- **Task objective**:
Gather all lines in the entries that include the word "Clay".

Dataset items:
☆ ☆ ☆

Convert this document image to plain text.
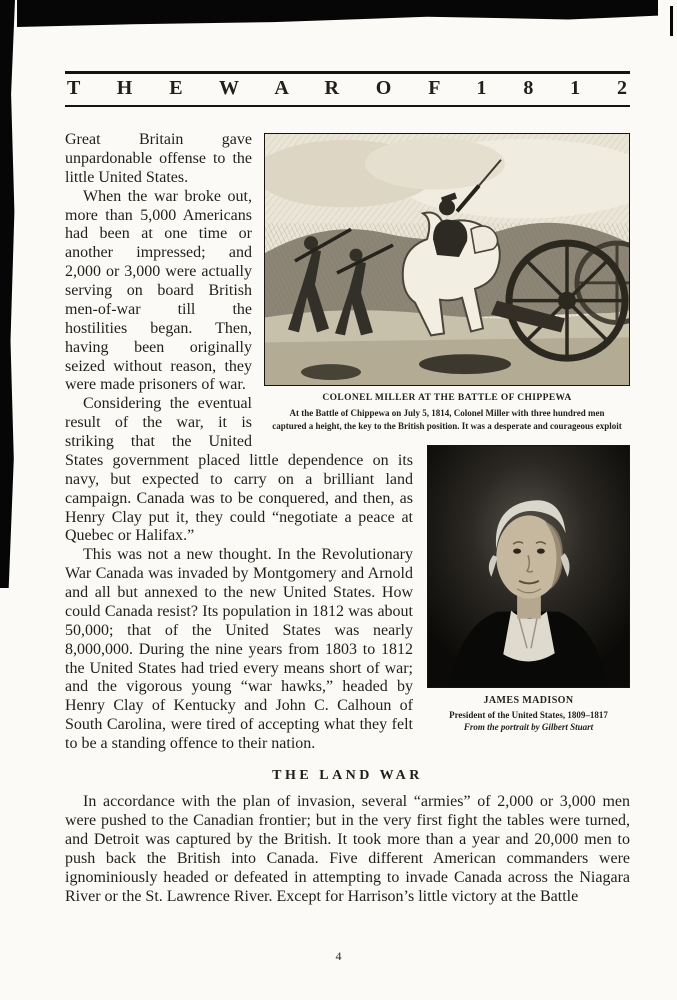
T H E W A R O F 1 8 1 2
COLONEL MILLER AT THE BATTLE OF CHIPPEWA
At the Battle of Chippewa on July 5, 1814, Colonel Miller with three hundred men captured a height, the key to the British position. It was a desperate and courageous exploit
JAMES MADISON
President of the United States, 1809–1817
From the portrait by Gilbert Stuart

Great Britain gave unpardonable offense to the little United States.

When the war broke out, more than 5,000 Americans had been at one time or another impressed; and 2,000 or 3,000 were actually serving on board British men-of-war till the hostilities began. Then, having been originally seized without reason, they were made prisoners of war.

Considering the eventual result of the war, it is striking that the United States government placed little dependence on its navy, but expected to carry on a brilliant land campaign. Canada was to be conquered, and then, as Henry Clay put it, they could “negotiate a peace at Quebec or Halifax.”

This was not a new thought. In the Revolutionary War Canada was invaded by Montgomery and Arnold and all but annexed to the new United States. How could Canada resist? Its population in 1812 was about 50,000; that of the United States was nearly 8,000,000. During the nine years from 1803 to 1812 the United States had tried every means short of war; and the vigorous young “war hawks,” headed by Henry Clay of Kentucky and John C. Calhoun of South Carolina, were tired of accepting what they felt to be a standing offence to their nation.

THE LAND WAR

In accordance with the plan of invasion, several “armies” of 2,000 or 3,000 men were pushed to the Canadian frontier; but in the very first fight the tables were turned, and Detroit was captured by the British. It took more than a year and 20,000 men to push back the British into Canada. Five different American commanders were ignominiously headed or defeated in attempting to invade Canada across the Niagara River or the St. Lawrence River. Except for Harrison’s little victory at the Battle

4
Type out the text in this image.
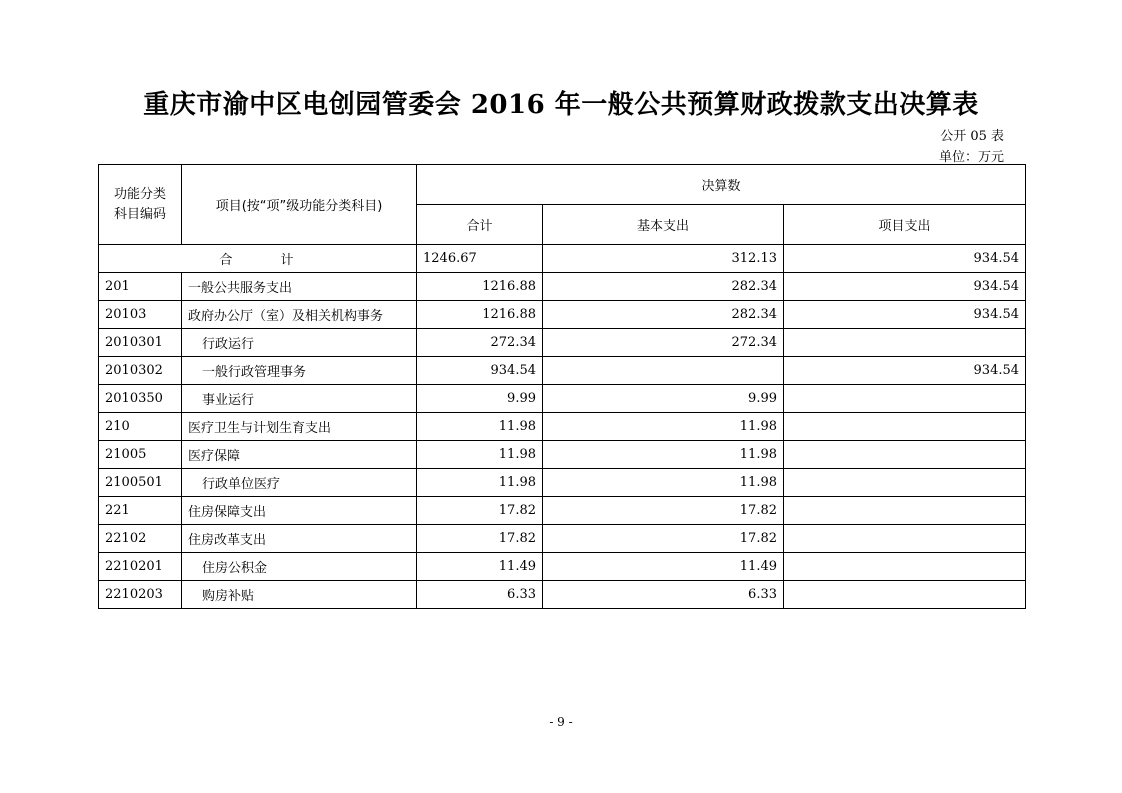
重庆市渝中区电创园管委会 2016 年一般公共预算财政拨款支出决算表
公开 05 表
单位：万元
功能分类
科目编码	项目(按“项”级功能分类科目)	决算数		
		合计	基本支出	项目支出
合 计		1246.67	312.13	934.54
201	一般公共服务支出	1216.88	282.34	934.54
20103	政府办公厅（室）及相关机构事务	1216.88	282.34	934.54
2010301	行政运行	272.34	272.34	
2010302	一般行政管理事务	934.54		934.54
2010350	事业运行	9.99	9.99	
210	医疗卫生与计划生育支出	11.98	11.98	
21005	医疗保障	11.98	11.98	
2100501	行政单位医疗	11.98	11.98	
221	住房保障支出	17.82	17.82	
22102	住房改革支出	17.82	17.82	
2210201	住房公积金	11.49	11.49	
2210203	购房补贴	6.33	6.33	
- 9 -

☆ ☆ ☆

- **The reply**:
Considering the eventual result of the war, it is striking that the United States government placed little dependence on its navy, but expected to carry on a brilliant land campaign. Canada was to be conquered, and then, as Henry Clay put it, they could “negotiate a peace at Quebec or Halifax.”
This was not a new thought. In the Revolutionary War Canada was invaded by Montgomery and Arnold and all but annexed to the new United States. How could Canada resist? Its population in 1812 was about 50,000; that of the United States was nearly 8,000,000. During the nine years from 1803 to 1812 the United States had tried every means short of war; and the vigorous young “war hawks,” headed by Henry Clay of Kentucky and John C. Calhoun of South Carolina, were tired of accepting what they felt to be a standing offence to their nation.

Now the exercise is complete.